Pivotal effects of phosphodiesterase inhibitors on myocyte contractility and viability in normal and ischemic hearts

Abstract

Phosphodiesterases (PDEs) are enzymes that degrade cellular cAMP and cGMP and are thus essential for regulating the cyclic nucleotides. At least 11 families of PDEs have been identified, each with a distinctive structure, activity, expression, and tissue distribution. The PDE type-3, -4, and -5 (PDE3, PDE4, PDE5) are localized to specific regions of the cardiomyocyte, such as the sarcoplasmic reticulum and Z-disc, where they are likely to influence cAMP/cGMP signaling to the end effectors of contractility. Several PDE inhibitors exhibit remarkable hemodynamic and inotropic properties that may be valuable to clinical practice. In particular, PDE3 inhibitors have potent cardiotonic effects that can be used for short-term inotropic support, especially in situations where adrenergic stimulation is insufficient. Most relevant to this review, PDE inhibitors have also been found to have cytoprotective effects in the heart. For example, PDE3 inhibitors have been shown to be cardioprotective when given before ischemic attack, whereas PDE5 inhibitors, which include three widely used erectile dysfunction drugs (sildenafil, vardenafil and tadalafil), can induce remarkable cardioprotection when administered either prior to ischemia or upon reperfusion. This article provides an overview of the current laboratory and clinical evidence, as well as the cellular mechanisms by which the inhibitors of PDE3, PDE4 and PDE5 exert their beneficial effects on normal and ischemic hearts. It seems that PDE inhibitors hold great promise as clinically applicable agents that can improve cardiac performance and cell survival under critical situations, such as ischemic heart attack, cardiopulmonary bypass surgery, and heart failure.

▶ PROBLEM TO WORK ON: According to the abstract on phosphodiesterase inhibitors, which three erectile dysfunction drugs are PDE5 inhibitors?

▶ DATA PROVIDED:
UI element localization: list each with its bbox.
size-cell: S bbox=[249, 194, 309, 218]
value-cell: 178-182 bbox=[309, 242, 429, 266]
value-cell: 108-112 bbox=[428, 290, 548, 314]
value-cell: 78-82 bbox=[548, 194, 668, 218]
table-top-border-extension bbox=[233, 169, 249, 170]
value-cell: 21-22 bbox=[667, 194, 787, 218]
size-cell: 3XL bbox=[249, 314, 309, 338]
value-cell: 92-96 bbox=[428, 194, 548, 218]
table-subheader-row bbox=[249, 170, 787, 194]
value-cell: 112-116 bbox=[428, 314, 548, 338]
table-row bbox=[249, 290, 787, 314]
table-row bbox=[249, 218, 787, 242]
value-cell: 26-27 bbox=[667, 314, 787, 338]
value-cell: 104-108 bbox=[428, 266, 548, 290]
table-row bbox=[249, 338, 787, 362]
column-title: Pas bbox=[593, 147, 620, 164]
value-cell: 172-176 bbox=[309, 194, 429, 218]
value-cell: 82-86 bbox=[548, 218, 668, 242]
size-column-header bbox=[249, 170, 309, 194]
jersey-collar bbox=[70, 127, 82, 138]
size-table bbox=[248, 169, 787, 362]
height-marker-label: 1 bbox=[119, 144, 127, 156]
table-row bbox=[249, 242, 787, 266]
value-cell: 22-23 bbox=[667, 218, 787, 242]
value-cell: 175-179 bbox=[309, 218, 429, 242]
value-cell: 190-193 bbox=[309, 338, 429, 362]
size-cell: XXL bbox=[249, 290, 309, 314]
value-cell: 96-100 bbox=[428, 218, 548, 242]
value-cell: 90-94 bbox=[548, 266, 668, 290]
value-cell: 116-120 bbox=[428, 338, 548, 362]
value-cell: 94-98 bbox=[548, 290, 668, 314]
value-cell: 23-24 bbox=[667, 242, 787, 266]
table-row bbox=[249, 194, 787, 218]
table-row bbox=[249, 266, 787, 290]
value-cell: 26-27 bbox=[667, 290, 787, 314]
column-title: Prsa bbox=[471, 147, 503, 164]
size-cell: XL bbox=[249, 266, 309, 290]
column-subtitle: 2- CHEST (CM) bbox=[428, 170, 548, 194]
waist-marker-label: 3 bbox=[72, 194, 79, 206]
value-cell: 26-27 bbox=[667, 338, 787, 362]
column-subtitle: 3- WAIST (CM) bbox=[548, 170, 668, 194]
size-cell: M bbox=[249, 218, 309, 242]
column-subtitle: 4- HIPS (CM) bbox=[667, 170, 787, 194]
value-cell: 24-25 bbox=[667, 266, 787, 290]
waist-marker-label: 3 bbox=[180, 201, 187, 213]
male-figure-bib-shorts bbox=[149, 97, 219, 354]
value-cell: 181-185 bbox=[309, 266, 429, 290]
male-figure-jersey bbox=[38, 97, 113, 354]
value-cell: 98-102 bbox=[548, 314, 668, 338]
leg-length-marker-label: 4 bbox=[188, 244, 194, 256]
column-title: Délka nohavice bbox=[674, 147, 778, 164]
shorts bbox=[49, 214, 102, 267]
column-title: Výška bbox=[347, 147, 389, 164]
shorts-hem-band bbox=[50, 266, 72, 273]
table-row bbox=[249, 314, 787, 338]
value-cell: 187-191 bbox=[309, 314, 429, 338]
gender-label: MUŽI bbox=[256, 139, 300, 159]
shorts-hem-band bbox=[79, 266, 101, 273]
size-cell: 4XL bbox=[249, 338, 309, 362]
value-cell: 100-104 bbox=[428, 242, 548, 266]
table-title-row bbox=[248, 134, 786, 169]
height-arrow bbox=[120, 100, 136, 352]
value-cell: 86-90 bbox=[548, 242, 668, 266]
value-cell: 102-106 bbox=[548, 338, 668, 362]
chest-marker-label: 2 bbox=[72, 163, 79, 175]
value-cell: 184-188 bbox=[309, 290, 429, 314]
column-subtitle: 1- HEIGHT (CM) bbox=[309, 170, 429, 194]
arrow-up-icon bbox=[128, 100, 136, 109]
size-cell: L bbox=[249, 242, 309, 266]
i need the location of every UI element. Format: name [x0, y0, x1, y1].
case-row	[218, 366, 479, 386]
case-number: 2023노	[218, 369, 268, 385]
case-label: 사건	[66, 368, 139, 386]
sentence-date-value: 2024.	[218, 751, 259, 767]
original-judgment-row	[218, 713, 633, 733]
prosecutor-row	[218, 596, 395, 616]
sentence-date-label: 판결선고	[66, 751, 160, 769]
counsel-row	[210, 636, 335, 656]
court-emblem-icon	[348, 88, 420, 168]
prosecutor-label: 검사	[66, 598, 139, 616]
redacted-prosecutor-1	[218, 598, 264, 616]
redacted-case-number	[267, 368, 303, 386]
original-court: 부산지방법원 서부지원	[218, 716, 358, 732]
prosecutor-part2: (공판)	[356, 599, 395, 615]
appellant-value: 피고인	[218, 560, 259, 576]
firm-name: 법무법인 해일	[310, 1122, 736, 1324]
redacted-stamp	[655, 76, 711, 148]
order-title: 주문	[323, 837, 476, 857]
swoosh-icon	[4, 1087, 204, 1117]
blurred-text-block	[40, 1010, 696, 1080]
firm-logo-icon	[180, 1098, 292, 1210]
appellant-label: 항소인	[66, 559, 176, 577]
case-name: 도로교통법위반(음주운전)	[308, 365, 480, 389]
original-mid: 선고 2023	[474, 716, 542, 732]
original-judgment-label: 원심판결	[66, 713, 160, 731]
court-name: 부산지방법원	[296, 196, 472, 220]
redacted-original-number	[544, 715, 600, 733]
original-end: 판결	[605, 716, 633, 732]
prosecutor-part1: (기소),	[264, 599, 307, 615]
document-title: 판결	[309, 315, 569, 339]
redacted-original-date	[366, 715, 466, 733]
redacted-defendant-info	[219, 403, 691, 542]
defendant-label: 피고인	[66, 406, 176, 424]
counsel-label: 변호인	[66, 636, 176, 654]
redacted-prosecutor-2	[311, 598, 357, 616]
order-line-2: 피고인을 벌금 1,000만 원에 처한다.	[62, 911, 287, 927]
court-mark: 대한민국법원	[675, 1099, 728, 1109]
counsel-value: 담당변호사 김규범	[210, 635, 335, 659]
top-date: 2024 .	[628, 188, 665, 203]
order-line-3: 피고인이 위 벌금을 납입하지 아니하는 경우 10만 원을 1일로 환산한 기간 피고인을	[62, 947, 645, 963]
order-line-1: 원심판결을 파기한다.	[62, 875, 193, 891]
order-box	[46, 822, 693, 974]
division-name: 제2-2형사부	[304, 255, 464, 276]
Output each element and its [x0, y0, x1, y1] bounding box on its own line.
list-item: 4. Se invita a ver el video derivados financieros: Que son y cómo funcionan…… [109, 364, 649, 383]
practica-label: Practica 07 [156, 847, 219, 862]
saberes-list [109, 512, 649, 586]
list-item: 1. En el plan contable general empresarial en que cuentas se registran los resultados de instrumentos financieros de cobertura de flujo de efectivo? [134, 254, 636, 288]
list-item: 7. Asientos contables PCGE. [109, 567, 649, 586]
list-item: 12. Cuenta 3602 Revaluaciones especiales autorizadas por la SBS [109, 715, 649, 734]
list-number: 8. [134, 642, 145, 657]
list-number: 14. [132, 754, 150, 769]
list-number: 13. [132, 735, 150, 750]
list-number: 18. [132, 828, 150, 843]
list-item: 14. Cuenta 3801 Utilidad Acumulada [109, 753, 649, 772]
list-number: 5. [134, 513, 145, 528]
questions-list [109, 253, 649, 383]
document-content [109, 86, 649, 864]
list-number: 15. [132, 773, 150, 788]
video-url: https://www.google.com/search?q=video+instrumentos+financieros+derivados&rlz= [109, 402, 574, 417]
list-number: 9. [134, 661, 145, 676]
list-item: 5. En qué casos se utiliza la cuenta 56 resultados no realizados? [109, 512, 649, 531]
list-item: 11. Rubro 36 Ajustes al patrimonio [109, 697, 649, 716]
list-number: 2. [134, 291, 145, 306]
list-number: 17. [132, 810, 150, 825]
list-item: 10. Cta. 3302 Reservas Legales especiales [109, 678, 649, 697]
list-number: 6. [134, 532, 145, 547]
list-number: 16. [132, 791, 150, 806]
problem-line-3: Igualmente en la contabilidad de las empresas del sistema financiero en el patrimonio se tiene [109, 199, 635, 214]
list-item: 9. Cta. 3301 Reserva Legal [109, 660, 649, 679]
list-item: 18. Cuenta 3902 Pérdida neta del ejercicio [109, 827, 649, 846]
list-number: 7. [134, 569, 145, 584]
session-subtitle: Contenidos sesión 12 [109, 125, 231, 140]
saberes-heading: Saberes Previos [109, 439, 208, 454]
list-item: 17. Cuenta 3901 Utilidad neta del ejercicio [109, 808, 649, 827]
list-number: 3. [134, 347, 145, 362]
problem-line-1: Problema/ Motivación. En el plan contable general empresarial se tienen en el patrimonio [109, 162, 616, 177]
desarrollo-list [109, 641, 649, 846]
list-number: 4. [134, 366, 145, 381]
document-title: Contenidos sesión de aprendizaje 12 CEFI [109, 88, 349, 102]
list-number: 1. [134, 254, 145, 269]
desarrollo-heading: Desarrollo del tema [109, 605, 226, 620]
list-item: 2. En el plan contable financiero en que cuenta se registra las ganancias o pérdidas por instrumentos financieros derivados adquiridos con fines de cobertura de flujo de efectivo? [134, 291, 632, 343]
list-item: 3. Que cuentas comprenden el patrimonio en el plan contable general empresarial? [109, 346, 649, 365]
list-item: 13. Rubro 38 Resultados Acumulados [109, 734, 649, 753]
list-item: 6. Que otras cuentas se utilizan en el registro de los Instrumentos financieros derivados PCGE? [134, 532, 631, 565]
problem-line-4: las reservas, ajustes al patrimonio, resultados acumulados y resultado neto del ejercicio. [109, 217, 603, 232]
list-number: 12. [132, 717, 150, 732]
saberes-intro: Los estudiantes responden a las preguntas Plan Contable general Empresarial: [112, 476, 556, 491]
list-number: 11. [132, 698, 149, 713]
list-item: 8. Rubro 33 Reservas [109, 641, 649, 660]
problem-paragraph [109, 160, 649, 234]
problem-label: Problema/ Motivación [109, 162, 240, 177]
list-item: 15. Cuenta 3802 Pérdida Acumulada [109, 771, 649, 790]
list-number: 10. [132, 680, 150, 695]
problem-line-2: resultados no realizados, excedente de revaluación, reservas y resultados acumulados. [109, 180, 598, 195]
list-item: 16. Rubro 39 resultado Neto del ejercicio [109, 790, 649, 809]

▶ EXERCISE ANSWER: Sildenafil, vardenafil and tadalafil.